▶ _WHAT TO DO_
Give the entries back exactly, dropping each image.

----------------------------------------

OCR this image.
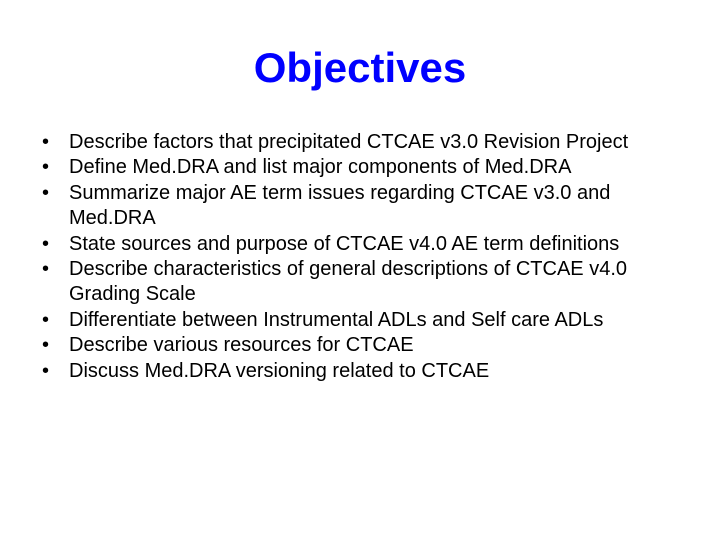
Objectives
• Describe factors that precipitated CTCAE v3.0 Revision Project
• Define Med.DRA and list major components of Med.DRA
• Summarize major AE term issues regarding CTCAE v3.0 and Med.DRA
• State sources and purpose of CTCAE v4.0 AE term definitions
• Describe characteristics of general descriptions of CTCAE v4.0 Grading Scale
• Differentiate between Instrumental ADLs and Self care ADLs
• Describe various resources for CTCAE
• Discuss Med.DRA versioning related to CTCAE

----------------------------------------

▶ _THE RESPONSE_
OCR this image.
Objectives
• Describe factors that precipitated CTCAE v3.0 Revision Project
• Define Med.DRA and list major components of Med.DRA
• Summarize major AE term issues regarding CTCAE v3.0 and Med.DRA
• State sources and purpose of CTCAE v4.0 AE term definitions
• Describe characteristics of general descriptions of CTCAE v4.0 Grading Scale
• Differentiate between Instrumental ADLs and Self care ADLs
• Describe various resources for CTCAE
• Discuss Med.DRA versioning related to CTCAE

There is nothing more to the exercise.